Dataset listings of figures:
────

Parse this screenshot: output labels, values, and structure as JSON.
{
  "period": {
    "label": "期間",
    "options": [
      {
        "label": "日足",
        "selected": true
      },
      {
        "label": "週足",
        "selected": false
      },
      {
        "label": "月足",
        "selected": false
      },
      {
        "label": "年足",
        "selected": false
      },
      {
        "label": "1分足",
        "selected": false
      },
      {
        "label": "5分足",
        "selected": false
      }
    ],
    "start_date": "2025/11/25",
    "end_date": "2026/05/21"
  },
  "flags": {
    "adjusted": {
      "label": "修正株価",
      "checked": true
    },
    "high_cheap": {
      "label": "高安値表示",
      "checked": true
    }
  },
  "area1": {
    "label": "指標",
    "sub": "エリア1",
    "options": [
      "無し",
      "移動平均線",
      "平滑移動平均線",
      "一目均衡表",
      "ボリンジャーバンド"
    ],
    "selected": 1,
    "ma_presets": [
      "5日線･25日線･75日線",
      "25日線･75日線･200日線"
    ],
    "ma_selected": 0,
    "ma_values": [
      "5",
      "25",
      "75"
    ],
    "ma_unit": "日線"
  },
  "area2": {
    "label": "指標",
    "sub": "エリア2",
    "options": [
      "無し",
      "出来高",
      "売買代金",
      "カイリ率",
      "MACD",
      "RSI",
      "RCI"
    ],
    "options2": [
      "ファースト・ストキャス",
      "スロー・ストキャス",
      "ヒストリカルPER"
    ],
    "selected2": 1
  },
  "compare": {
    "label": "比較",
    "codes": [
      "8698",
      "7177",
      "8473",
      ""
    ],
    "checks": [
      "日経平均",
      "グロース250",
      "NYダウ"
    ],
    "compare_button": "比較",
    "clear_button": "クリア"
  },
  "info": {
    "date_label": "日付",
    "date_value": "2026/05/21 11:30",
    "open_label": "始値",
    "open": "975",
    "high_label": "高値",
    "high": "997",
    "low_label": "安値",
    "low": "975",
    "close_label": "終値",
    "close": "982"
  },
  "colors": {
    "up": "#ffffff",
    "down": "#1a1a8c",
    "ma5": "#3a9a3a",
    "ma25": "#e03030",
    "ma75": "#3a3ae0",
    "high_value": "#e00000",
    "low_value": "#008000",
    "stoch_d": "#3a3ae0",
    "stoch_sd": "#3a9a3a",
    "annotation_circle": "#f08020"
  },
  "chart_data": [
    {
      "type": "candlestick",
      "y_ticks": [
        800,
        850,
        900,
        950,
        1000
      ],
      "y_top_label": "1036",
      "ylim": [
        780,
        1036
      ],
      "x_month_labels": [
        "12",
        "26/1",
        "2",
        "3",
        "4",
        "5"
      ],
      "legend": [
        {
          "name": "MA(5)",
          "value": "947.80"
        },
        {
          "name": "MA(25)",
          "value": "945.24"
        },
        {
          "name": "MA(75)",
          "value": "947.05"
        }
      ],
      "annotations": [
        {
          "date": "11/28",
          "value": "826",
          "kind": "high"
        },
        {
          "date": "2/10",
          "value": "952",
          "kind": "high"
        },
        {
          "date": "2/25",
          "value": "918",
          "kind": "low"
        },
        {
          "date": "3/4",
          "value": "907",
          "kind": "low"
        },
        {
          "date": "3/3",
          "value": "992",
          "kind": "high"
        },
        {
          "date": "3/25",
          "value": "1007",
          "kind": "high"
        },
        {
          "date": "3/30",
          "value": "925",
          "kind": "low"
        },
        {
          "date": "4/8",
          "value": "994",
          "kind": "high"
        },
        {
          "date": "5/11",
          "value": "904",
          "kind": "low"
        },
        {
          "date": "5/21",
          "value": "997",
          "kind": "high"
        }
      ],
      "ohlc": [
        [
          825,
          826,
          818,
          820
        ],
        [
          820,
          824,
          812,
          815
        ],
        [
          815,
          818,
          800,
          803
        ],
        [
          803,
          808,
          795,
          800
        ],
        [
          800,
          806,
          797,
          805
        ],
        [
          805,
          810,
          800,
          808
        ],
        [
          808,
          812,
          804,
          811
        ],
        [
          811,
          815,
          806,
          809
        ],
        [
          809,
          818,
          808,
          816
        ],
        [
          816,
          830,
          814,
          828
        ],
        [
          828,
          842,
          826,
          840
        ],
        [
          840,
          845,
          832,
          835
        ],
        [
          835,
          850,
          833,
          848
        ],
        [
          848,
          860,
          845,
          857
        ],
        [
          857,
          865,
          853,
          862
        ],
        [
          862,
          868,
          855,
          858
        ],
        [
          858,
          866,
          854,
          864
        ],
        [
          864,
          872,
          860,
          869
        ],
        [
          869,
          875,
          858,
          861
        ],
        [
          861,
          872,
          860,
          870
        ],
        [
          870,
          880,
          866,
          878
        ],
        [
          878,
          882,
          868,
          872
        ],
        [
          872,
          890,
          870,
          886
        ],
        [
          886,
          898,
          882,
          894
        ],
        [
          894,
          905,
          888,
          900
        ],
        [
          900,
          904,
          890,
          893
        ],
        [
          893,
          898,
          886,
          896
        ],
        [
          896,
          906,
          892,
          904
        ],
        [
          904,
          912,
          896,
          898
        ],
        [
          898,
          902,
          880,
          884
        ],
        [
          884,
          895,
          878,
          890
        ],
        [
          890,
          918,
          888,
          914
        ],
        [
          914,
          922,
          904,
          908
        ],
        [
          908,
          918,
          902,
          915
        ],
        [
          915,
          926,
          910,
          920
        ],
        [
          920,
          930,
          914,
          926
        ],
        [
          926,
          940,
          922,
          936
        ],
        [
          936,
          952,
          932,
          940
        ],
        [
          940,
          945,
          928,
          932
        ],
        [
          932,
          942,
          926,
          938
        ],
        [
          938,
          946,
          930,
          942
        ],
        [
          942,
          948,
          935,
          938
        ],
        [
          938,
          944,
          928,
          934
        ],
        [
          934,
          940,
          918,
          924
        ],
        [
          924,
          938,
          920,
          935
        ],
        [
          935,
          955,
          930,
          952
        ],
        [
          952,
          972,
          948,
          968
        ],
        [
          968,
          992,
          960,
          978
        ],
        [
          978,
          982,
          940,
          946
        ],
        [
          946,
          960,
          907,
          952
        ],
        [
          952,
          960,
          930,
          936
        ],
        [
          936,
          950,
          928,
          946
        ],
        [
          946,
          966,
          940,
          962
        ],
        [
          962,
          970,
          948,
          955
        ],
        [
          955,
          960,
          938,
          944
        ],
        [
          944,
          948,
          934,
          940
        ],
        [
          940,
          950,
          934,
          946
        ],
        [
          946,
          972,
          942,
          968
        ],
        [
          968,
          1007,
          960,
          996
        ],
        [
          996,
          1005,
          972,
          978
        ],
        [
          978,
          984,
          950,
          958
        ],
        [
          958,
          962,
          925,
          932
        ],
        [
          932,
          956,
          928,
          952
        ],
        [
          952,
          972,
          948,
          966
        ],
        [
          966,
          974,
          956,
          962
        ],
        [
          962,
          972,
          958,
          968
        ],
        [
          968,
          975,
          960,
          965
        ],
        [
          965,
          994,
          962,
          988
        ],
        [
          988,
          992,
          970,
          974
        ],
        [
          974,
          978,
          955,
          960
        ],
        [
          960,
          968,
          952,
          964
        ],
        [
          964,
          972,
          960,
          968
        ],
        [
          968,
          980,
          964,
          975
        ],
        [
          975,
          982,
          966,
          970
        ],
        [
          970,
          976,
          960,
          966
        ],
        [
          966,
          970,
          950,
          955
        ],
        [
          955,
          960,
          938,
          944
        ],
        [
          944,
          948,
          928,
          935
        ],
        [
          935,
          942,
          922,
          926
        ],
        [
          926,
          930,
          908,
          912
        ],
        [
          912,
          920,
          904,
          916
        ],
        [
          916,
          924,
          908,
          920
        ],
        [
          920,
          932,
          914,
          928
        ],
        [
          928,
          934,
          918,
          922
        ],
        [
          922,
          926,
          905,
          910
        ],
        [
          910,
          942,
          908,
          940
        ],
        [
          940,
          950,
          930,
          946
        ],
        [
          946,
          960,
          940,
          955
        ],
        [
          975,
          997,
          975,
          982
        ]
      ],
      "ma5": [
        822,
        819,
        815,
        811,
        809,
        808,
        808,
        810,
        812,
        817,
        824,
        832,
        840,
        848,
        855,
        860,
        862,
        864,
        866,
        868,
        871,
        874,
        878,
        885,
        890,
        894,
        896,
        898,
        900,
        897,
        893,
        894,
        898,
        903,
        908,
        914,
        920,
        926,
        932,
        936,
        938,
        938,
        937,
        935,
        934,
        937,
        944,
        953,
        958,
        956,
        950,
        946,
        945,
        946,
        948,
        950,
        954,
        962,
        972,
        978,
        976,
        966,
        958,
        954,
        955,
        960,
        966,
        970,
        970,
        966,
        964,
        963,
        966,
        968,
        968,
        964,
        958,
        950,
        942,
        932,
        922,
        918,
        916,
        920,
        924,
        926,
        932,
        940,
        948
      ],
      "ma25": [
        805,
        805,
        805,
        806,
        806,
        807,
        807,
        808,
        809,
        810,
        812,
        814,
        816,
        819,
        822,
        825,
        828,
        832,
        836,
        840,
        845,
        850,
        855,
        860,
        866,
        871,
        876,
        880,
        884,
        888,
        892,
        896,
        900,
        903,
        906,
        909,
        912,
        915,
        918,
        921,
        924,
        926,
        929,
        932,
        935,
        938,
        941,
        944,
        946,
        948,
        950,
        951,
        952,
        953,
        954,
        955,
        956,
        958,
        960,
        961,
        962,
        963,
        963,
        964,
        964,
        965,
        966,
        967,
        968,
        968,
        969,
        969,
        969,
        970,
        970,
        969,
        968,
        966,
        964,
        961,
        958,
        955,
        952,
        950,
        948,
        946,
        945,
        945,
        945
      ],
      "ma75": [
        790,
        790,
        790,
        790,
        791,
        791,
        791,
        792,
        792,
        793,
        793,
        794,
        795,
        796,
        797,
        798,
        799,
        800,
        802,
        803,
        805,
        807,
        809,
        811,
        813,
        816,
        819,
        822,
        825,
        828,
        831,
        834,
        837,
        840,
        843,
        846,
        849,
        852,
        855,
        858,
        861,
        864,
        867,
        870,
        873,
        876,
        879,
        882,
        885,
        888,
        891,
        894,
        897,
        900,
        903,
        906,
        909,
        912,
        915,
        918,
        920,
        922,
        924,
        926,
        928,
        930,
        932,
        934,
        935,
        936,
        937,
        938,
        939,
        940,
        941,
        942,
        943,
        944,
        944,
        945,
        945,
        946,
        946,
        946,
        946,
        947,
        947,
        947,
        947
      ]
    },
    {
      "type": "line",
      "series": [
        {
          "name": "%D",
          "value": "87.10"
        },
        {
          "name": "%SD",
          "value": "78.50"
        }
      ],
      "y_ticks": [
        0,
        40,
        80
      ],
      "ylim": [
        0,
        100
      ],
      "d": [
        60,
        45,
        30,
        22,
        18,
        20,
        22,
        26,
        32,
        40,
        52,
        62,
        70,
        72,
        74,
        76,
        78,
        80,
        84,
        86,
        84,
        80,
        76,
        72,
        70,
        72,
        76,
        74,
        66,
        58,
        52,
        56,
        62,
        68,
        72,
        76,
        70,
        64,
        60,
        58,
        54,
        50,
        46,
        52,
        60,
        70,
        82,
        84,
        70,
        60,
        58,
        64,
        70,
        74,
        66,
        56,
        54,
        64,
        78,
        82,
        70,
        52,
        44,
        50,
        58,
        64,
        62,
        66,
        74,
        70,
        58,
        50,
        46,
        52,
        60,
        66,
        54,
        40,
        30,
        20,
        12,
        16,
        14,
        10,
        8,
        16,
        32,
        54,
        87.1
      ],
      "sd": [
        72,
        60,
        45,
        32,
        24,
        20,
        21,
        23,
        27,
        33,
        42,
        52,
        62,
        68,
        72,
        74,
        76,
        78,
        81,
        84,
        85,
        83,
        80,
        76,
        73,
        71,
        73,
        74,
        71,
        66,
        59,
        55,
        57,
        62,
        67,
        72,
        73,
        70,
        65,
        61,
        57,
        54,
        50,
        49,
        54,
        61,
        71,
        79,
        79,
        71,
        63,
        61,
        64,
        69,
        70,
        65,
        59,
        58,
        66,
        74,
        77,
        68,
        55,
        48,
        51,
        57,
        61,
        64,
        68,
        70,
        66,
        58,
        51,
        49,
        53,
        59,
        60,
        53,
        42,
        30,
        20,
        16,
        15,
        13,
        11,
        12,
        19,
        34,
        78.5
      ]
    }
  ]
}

────

**Objective**
Find the string "name" in the listing and return every line that holds it.

**The answer**
          "name": "MA(5)",
          "name": "MA(25)",
          "name": "MA(75)",
          "name": "%D",
          "name": "%SD",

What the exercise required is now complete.